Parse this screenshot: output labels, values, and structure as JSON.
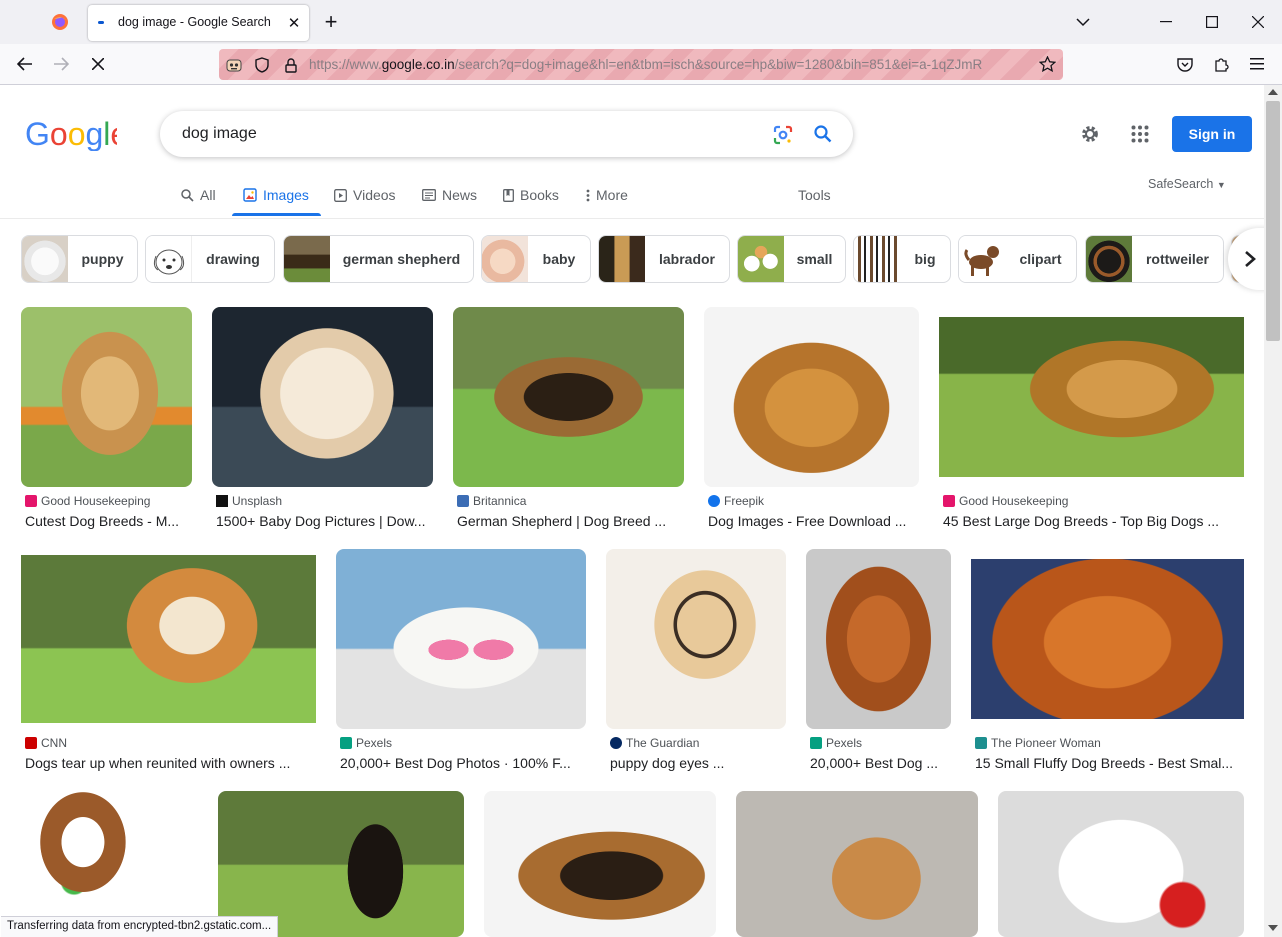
{
  "browser": {
    "tab_title": "dog image - Google Search",
    "new_tab": "+",
    "url_prefix": "https://www.",
    "url_host": "google.co.in",
    "url_rest": "/search?q=dog+image&hl=en&tbm=isch&source=hp&biw=1280&bih=851&ei=a-1qZJmR",
    "status_text": "Transferring data from encrypted-tbn2.gstatic.com..."
  },
  "google": {
    "logo": "Google",
    "query": "dog image",
    "sign_in": "Sign in",
    "safesearch": "SafeSearch",
    "tools": "Tools",
    "tabs": [
      {
        "label": "All"
      },
      {
        "label": "Images"
      },
      {
        "label": "Videos"
      },
      {
        "label": "News"
      },
      {
        "label": "Books"
      },
      {
        "label": "More"
      }
    ],
    "chips": [
      {
        "label": "puppy"
      },
      {
        "label": "drawing"
      },
      {
        "label": "german shepherd"
      },
      {
        "label": "baby"
      },
      {
        "label": "labrador"
      },
      {
        "label": "small"
      },
      {
        "label": "big"
      },
      {
        "label": "clipart"
      },
      {
        "label": "rottweiler"
      }
    ],
    "results": [
      {
        "source": "Good Housekeeping",
        "title": "Cutest Dog Breeds - M..."
      },
      {
        "source": "Unsplash",
        "title": "1500+ Baby Dog Pictures | Dow..."
      },
      {
        "source": "Britannica",
        "title": "German Shepherd | Dog Breed ..."
      },
      {
        "source": "Freepik",
        "title": "Dog Images - Free Download ..."
      },
      {
        "source": "Good Housekeeping",
        "title": "45 Best Large Dog Breeds - Top Big Dogs ..."
      },
      {
        "source": "CNN",
        "title": "Dogs tear up when reunited with owners ..."
      },
      {
        "source": "Pexels",
        "title": "20,000+ Best Dog Photos · 100% F..."
      },
      {
        "source": "The Guardian",
        "title": "puppy dog eyes ..."
      },
      {
        "source": "Pexels",
        "title": "20,000+ Best Dog ..."
      },
      {
        "source": "The Pioneer Woman",
        "title": "15 Small Fluffy Dog Breeds - Best Smal..."
      }
    ]
  },
  "colors": {
    "accent": "#1a73e8",
    "google_blue": "#4285f4",
    "google_red": "#ea4335",
    "google_yellow": "#fbbc05",
    "google_green": "#34a853"
  }
}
■ ■ ■ ■ ■ ■ ■
- **PROBLEM**
Every line should be retyped exactly, with the pictures omitted.

- **TASK ANSWER**
Parse this screenshot: output labels, values, and structure as JSON.
{
  "browser": {
    "tab_title": "dog image - Google Search",
    "new_tab": "+",
    "url_prefix": "https://www.",
    "url_host": "google.co.in",
    "url_rest": "/search?q=dog+image&hl=en&tbm=isch&source=hp&biw=1280&bih=851&ei=a-1qZJmR",
    "status_text": "Transferring data from encrypted-tbn2.gstatic.com..."
  },
  "google": {
    "logo": "Google",
    "query": "dog image",
    "sign_in": "Sign in",
    "safesearch": "SafeSearch",
    "tools": "Tools",
    "tabs": [
      {
        "label": "All"
      },
      {
        "label": "Images"
      },
      {
        "label": "Videos"
      },
      {
        "label": "News"
      },
      {
        "label": "Books"
      },
      {
        "label": "More"
      }
    ],
    "chips": [
      {
        "label": "puppy"
      },
      {
        "label": "drawing"
      },
      {
        "label": "german shepherd"
      },
      {
        "label": "baby"
      },
      {
        "label": "labrador"
      },
      {
        "label": "small"
      },
      {
        "label": "big"
      },
      {
        "label": "clipart"
      },
      {
        "label": "rottweiler"
      }
    ],
    "results": [
      {
        "source": "Good Housekeeping",
        "title": "Cutest Dog Breeds - M..."
      },
      {
        "source": "Unsplash",
        "title": "1500+ Baby Dog Pictures | Dow..."
      },
      {
        "source": "Britannica",
        "title": "German Shepherd | Dog Breed ..."
      },
      {
        "source": "Freepik",
        "title": "Dog Images - Free Download ..."
      },
      {
        "source": "Good Housekeeping",
        "title": "45 Best Large Dog Breeds - Top Big Dogs ..."
      },
      {
        "source": "CNN",
        "title": "Dogs tear up when reunited with owners ..."
      },
      {
        "source": "Pexels",
        "title": "20,000+ Best Dog Photos · 100% F..."
      },
      {
        "source": "The Guardian",
        "title": "puppy dog eyes ..."
      },
      {
        "source": "Pexels",
        "title": "20,000+ Best Dog ..."
      },
      {
        "source": "The Pioneer Woman",
        "title": "15 Small Fluffy Dog Breeds - Best Smal..."
      }
    ]
  },
  "colors": {
    "accent": "#1a73e8",
    "google_blue": "#4285f4",
    "google_red": "#ea4335",
    "google_yellow": "#fbbc05",
    "google_green": "#34a853"
  }
}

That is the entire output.